* [EXERCISE OBJECTIVE]: Reproduce every entry exactly as shown.

A run of records:

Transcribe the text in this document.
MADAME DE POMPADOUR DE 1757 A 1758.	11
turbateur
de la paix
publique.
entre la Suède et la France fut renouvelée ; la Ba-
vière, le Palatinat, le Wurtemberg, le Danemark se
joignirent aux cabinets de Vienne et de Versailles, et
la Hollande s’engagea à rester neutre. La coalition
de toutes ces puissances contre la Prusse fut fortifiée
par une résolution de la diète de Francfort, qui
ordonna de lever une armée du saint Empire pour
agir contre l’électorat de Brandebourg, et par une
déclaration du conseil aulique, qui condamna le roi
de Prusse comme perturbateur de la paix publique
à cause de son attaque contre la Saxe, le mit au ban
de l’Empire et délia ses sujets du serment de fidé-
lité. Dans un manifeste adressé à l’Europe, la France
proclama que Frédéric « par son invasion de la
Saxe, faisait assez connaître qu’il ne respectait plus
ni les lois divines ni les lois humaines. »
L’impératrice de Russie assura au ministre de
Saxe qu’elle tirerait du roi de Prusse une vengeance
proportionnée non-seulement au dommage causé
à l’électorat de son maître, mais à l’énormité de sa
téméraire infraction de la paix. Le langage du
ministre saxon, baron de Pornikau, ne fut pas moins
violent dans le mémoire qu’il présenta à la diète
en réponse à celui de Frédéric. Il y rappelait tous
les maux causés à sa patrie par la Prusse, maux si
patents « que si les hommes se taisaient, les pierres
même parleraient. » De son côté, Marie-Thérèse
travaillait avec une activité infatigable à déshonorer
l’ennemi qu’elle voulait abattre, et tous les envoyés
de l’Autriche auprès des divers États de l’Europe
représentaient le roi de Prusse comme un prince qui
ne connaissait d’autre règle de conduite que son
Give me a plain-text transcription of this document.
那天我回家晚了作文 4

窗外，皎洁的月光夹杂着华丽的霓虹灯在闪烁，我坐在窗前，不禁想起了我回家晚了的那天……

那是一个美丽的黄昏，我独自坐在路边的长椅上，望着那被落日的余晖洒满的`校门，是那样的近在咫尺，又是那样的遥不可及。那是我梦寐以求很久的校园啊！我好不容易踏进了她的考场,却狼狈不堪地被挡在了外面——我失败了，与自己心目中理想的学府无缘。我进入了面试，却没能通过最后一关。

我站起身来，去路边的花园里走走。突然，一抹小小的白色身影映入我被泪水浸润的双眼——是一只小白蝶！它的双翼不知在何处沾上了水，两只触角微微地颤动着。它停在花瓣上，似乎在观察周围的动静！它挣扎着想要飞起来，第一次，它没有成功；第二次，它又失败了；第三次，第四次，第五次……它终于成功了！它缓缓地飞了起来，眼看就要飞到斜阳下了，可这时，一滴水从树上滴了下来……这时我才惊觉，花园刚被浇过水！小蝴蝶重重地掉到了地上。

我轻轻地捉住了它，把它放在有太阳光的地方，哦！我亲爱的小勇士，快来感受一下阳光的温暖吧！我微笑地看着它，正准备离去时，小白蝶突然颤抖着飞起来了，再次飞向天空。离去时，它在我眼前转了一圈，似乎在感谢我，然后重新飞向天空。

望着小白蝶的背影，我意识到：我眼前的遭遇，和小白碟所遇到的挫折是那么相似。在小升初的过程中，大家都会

* [SOLUTION TO THIS PROBLEM]:
Transcribe the text in this document.
MADAME DE POMPADOUR DE 1757 A 1758.	11
turbateur
de la paix
publique.
entre la Suède et la France fut renouvelée ; la Ba-
vière, le Palatinat, le Wurtemberg, le Danemark se
joignirent aux cabinets de Vienne et de Versailles, et
la Hollande s’engagea à rester neutre. La coalition
de toutes ces puissances contre la Prusse fut fortifiée
par une résolution de la diète de Francfort, qui
ordonna de lever une armée du saint Empire pour
agir contre l’électorat de Brandebourg, et par une
déclaration du conseil aulique, qui condamna le roi
de Prusse comme perturbateur de la paix publique
à cause de son attaque contre la Saxe, le mit au ban
de l’Empire et délia ses sujets du serment de fidé-
lité. Dans un manifeste adressé à l’Europe, la France
proclama que Frédéric « par son invasion de la
Saxe, faisait assez connaître qu’il ne respectait plus
ni les lois divines ni les lois humaines. »
L’impératrice de Russie assura au ministre de
Saxe qu’elle tirerait du roi de Prusse une vengeance
proportionnée non-seulement au dommage causé
à l’électorat de son maître, mais à l’énormité de sa
téméraire infraction de la paix. Le langage du
ministre saxon, baron de Pornikau, ne fut pas moins
violent dans le mémoire qu’il présenta à la diète
en réponse à celui de Frédéric. Il y rappelait tous
les maux causés à sa patrie par la Prusse, maux si
patents « que si les hommes se taisaient, les pierres
même parleraient. » De son côté, Marie-Thérèse
travaillait avec une activité infatigable à déshonorer
l’ennemi qu’elle voulait abattre, et tous les envoyés
de l’Autriche auprès des divers États de l’Europe
représentaient le roi de Prusse comme un prince qui
ne connaissait d’autre règle de conduite que son
Give me a plain-text transcription of this document.
那天我回家晚了作文 4

窗外，皎洁的月光夹杂着华丽的霓虹灯在闪烁，我坐在窗前，不禁想起了我回家晚了的那天……

那是一个美丽的黄昏，我独自坐在路边的长椅上，望着那被落日的余晖洒满的`校门，是那样的近在咫尺，又是那样的遥不可及。那是我梦寐以求很久的校园啊！我好不容易踏进了她的考场,却狼狈不堪地被挡在了外面——我失败了，与自己心目中理想的学府无缘。我进入了面试，却没能通过最后一关。

我站起身来，去路边的花园里走走。突然，一抹小小的白色身影映入我被泪水浸润的双眼——是一只小白蝶！它的双翼不知在何处沾上了水，两只触角微微地颤动着。它停在花瓣上，似乎在观察周围的动静！它挣扎着想要飞起来，第一次，它没有成功；第二次，它又失败了；第三次，第四次，第五次……它终于成功了！它缓缓地飞了起来，眼看就要飞到斜阳下了，可这时，一滴水从树上滴了下来……这时我才惊觉，花园刚被浇过水！小蝴蝶重重地掉到了地上。

我轻轻地捉住了它，把它放在有太阳光的地方，哦！我亲爱的小勇士，快来感受一下阳光的温暖吧！我微笑地看着它，正准备离去时，小白蝶突然颤抖着飞起来了，再次飞向天空。离去时，它在我眼前转了一圈，似乎在感谢我，然后重新飞向天空。

望着小白蝶的背影，我意识到：我眼前的遭遇，和小白碟所遇到的挫折是那么相似。在小升初的过程中，大家都会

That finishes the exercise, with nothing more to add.